_URAIAN TUGAS_.
Bisakah Anda menyambung berita di bawah tentang pasal perzinaan dalam RKUHP, mulai tepat setelah kalimat terakhirnya?

_TEKS BACAAN_.
%%

Selasa 15 Jun 2021 23:27 WIB

Legislator: Pasal Perzinaan di RKUHP Patut Dikaji Hati-hati

Anggota DPR nilai pasal perzinaan di RKUHP patut dikaji hati-hati

Didik Mukrianto
Foto: Republika/Wihdan Hidayat
Didik Mukrianto

REPUBLIKA.CO.ID, JAKARTA -- Anggota Komisi III DPR, Didik Mukrianto, menilai revisi terhadap ketentuan mengenai pasal perzinaan dalam Rancangan Kitab Undang-Undang Hukum Pidana (RKUHP) patut dikaji dengan prinsip kehati-hatian. Menurutnya masalah kriminalisasi atas suatu perbuatan harus sesuai dengan politik kriminal yang dianut oleh bangsa Indonesia.

"Yaitu sejauh mana perbuatan tersebut bertentangan atau tidak bertentangan dengan nilai-nilai fundamental yang berlaku dalam masyarakat dan oleh masyarakat dianggap patut atau tidak patut dihukum dalam rangka menyelenggarakan kehidupan bermasyarakat," kata Didik di Jakarta, Selasa (15/6).

Baca Juga

Didik menjelaskan, kriminalisasi terhadap kegiatan seks atau hubungan seks yang dilakukan laki-laki dan perempuan yang masing-masing tidak terikat dalam perkawinan yang sah dengan orang lain dalam RUU KUHP memang masih menjadi perdebatan antara pihak yang pro dan kontra. Menurutnya, pihak yang kontra menilai RUU KUHP terlalu mencampuri dan memasung kehidupan pribadi seseorang yaitu negara telah melakukan intervensi kehidupan wilayah pribadi warga negaranya.

"Revisi terhadap pasal perzinaan dinilai sebagai ketentuan yang melanggar hak asasi manusia, dan karena itu mengancam demokrasi," ucapnya.

%%

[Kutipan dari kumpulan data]
%%

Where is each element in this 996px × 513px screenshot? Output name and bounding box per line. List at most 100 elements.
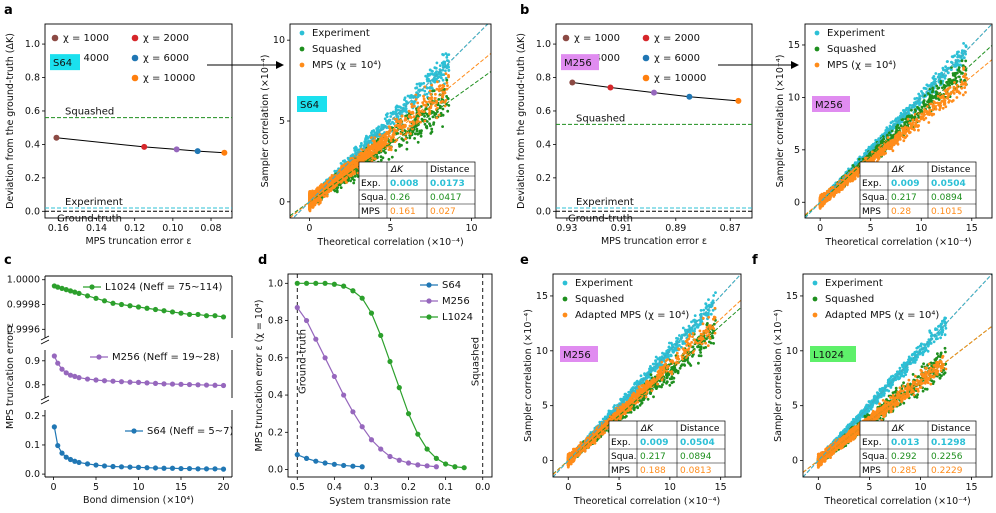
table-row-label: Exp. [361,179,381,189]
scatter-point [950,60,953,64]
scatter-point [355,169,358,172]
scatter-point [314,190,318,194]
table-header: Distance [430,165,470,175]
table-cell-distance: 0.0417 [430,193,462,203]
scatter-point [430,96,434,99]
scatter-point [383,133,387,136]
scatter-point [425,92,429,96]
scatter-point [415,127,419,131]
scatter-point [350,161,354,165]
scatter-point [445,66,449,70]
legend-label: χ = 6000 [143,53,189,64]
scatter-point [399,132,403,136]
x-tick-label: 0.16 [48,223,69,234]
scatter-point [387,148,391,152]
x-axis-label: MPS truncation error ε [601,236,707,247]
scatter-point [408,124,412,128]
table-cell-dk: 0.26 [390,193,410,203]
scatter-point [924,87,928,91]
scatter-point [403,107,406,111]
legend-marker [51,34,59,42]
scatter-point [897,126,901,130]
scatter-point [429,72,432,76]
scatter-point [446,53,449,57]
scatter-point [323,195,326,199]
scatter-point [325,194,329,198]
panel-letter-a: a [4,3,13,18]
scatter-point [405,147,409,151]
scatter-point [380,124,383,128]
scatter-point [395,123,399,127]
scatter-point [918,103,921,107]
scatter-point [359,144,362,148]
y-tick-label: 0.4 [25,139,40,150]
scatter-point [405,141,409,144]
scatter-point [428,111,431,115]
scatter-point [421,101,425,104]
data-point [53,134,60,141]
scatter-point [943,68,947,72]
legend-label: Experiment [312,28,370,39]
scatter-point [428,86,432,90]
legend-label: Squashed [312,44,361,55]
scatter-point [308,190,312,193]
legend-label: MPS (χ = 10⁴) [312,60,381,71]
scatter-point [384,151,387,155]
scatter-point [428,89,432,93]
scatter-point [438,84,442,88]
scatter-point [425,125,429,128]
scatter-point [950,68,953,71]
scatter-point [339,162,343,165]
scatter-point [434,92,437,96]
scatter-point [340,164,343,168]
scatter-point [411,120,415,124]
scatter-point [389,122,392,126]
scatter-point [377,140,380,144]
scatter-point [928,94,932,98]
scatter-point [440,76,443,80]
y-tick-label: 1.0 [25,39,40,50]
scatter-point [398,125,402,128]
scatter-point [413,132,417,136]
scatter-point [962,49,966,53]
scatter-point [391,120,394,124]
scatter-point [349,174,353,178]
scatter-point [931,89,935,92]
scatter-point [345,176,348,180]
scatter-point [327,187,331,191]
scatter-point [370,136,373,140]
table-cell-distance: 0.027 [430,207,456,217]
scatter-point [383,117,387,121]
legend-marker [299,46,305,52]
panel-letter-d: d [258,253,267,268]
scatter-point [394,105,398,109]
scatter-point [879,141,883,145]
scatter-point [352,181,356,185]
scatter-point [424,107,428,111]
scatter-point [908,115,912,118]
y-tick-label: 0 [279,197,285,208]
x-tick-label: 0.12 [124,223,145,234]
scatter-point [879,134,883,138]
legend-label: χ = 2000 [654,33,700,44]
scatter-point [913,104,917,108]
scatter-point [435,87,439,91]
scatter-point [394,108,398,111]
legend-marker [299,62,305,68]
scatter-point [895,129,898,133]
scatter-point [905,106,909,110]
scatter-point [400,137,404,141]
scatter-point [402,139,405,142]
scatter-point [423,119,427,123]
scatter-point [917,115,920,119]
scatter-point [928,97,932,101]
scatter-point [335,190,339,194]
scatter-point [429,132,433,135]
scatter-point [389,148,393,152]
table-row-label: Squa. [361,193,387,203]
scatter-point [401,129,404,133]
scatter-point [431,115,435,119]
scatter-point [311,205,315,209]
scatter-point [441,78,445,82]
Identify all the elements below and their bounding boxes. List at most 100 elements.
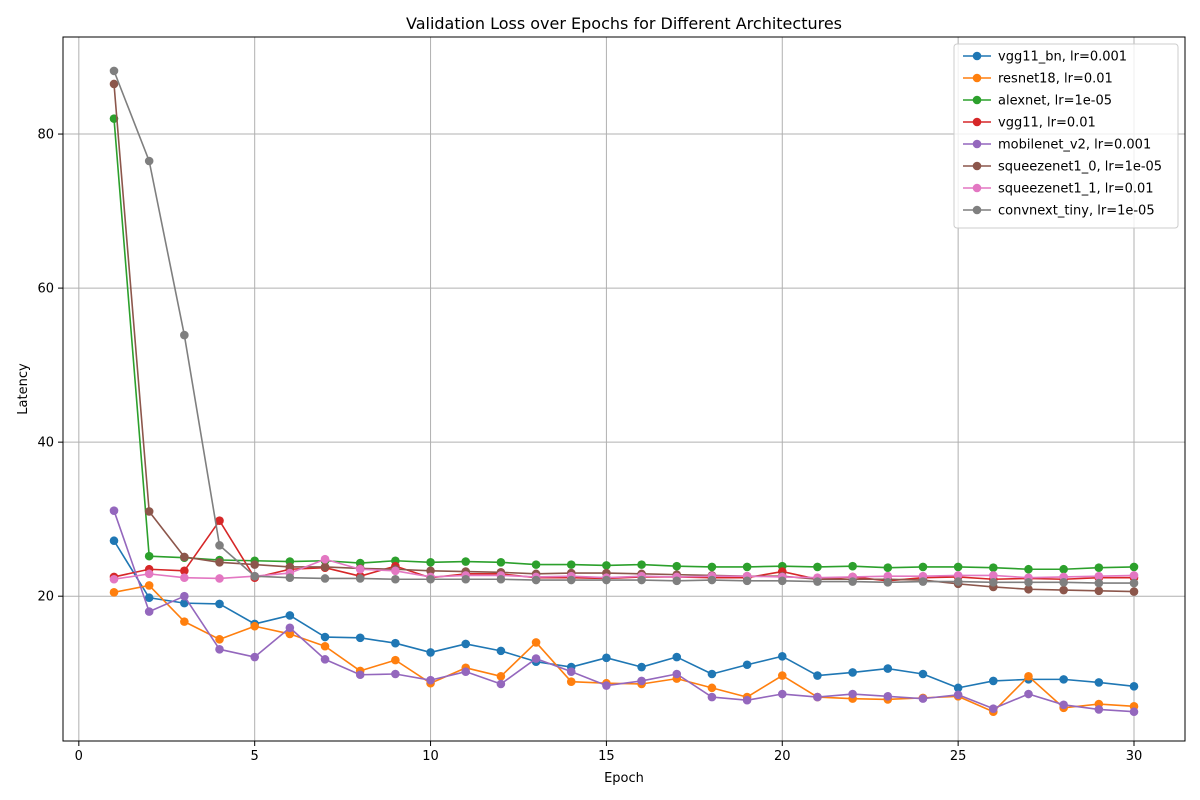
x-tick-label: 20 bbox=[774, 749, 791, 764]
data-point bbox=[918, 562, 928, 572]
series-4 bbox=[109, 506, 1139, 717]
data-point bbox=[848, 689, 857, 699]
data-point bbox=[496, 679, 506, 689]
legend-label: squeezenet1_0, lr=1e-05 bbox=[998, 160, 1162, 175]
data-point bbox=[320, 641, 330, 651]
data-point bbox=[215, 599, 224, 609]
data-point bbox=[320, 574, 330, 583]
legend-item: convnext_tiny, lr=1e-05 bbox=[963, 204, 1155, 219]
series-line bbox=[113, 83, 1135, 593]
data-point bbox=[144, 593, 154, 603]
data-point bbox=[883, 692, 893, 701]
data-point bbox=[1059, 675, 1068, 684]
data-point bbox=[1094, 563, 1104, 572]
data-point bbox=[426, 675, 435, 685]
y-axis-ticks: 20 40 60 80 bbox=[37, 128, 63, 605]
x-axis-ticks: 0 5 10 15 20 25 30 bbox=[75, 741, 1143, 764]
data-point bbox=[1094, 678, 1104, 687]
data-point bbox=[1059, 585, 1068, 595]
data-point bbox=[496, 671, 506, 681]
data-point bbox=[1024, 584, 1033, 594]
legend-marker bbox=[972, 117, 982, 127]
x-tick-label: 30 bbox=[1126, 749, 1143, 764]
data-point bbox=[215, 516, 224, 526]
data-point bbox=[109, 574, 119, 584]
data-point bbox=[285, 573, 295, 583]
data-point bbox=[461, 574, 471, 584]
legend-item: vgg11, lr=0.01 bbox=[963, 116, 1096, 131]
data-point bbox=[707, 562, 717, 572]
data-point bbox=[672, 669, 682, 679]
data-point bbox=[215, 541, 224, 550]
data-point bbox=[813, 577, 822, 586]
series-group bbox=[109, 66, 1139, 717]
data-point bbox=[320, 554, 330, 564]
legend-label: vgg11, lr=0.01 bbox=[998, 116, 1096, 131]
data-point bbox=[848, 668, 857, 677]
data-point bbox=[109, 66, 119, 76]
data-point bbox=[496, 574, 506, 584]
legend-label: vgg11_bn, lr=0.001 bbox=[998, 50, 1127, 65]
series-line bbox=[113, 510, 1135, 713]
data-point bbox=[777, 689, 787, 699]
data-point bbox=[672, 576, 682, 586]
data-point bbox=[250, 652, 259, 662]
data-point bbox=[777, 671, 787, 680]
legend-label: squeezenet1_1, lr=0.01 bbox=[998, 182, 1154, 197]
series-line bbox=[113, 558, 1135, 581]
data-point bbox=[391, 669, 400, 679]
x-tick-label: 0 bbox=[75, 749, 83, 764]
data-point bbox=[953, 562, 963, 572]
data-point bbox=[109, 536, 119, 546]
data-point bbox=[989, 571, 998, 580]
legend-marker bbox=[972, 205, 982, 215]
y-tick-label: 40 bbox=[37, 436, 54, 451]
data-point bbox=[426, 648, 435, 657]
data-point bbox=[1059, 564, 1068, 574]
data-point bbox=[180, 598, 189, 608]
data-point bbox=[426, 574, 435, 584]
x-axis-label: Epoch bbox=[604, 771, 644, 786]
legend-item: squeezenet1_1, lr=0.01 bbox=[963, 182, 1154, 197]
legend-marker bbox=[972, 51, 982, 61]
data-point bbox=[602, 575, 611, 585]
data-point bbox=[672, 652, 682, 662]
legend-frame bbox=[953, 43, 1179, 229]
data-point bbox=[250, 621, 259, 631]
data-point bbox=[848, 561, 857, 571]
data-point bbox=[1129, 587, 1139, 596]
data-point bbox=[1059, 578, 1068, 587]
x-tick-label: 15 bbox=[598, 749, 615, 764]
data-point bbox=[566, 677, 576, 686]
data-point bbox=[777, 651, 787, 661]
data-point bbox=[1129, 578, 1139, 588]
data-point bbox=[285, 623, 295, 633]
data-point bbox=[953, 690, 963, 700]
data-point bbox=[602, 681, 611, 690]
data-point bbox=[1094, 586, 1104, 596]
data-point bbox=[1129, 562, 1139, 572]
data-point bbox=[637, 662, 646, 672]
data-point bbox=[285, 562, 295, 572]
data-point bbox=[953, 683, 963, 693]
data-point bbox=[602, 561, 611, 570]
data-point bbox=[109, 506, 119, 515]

%%

_JAWABAN_.
Sementara itu, menurutnya pihak yang pro menilai masalah perzinahan muncul dari public demand bukan pribadi atau keluarga maka diatur dalam UU, dan di banyak negara liberal, lazim terdapat hukum yang mengatur kegiatan pribadi.

Dia menjelaskan, pihak yang pro berpandangan dalam aktivitas seks, warga tidak boleh melakukan hubungan seks sedarah (incest), warga tidak boleh mengumpulkan foto-foto yang masuk dalam kategori "pornografi anak", warga tidak diizinkan berpoligami, atau kalau menggunakan contoh yang lebih ekstrem, warga tidak boleh melakukan bunuh diri dan warga tidak boleh menjadi pecandu narkotika, kendatipun kedua kegiatan itu bisa dilihat sebagai kegiatan sadar yang dilakukan orang dewasa dengan akibat yang harus ditanggung orang dewasa.

"Dengan demikian, intervensi negara terhadap wilayah pribadi tidak pernah diharamkan, bahkan dalam masyarakat liberal yang menjadi kunci adalah alasan. Sebuah kegiatan pribadi yang dipercaya berpotensi menimbulkan efek negatif atau dipandang sebagai sebuah tindakan tidak bermoral, lazim dinyatakan terlarang," ujarnya.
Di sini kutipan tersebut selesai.